__GIVEN INSTRUCTION__:
Take the line that contains "Type out the text in this image." and each line after it in the material below, and transcribe them exactly, stopping at the end.

__DATA RECORDS__:
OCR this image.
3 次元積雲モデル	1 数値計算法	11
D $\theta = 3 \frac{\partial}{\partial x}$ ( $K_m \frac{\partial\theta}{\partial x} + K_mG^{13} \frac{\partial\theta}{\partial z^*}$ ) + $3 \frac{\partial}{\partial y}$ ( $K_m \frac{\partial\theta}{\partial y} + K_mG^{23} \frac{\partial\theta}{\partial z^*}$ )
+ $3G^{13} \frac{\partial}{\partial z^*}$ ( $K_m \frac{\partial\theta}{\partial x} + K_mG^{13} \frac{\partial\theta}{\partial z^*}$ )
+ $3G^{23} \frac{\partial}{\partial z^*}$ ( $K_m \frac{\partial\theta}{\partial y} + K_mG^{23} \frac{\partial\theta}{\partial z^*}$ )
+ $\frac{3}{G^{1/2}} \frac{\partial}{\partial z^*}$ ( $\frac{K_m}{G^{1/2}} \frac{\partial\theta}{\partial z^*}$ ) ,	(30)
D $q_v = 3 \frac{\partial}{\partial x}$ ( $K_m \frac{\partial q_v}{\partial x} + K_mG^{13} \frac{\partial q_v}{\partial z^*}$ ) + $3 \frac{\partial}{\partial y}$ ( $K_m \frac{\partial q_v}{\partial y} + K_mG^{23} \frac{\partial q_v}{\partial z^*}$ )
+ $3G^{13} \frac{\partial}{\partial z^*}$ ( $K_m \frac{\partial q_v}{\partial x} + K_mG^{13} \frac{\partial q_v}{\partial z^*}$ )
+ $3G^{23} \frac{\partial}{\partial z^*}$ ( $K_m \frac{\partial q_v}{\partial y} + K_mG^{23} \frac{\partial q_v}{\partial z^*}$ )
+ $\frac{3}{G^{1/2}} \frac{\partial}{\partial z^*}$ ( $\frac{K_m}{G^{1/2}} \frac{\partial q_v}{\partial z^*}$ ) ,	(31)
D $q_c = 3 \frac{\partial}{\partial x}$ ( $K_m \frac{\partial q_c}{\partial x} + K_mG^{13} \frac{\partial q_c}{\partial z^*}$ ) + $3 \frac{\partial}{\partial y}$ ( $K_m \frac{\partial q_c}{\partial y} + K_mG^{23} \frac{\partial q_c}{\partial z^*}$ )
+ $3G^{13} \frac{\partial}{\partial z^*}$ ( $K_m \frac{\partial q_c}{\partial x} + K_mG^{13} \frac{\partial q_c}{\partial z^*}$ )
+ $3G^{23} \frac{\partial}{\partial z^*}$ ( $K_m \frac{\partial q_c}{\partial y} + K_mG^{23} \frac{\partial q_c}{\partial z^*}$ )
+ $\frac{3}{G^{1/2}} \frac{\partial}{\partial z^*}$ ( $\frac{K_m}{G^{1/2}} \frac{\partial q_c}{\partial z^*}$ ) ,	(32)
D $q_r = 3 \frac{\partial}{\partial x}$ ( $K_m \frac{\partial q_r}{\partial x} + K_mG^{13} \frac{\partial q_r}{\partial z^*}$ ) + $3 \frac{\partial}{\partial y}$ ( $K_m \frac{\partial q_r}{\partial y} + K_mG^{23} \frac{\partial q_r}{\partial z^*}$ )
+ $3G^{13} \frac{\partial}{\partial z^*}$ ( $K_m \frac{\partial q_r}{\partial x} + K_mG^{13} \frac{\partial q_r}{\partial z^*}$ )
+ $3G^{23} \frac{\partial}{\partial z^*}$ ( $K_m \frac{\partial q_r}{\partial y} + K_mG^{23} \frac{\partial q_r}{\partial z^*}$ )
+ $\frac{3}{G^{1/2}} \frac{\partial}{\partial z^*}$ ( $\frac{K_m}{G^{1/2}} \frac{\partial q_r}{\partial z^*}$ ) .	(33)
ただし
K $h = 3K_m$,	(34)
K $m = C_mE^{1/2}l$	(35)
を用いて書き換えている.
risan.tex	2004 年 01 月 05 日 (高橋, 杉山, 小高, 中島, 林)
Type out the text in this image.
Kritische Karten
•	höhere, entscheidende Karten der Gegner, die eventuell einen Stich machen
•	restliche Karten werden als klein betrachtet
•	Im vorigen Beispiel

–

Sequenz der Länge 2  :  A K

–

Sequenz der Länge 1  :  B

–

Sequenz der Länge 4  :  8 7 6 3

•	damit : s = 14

__SOLUTION TO THIS EXERCISE__:
Type out the text in this image.
Kritische Karten
•	höhere, entscheidende Karten der Gegner, die eventuell einen Stich machen
•	restliche Karten werden als klein betrachtet
•	Im vorigen Beispiel

–

Sequenz der Länge 2  :  A K

–

Sequenz der Länge 1  :  B

–

Sequenz der Länge 4  :  8 7 6 3

•	damit : s = 14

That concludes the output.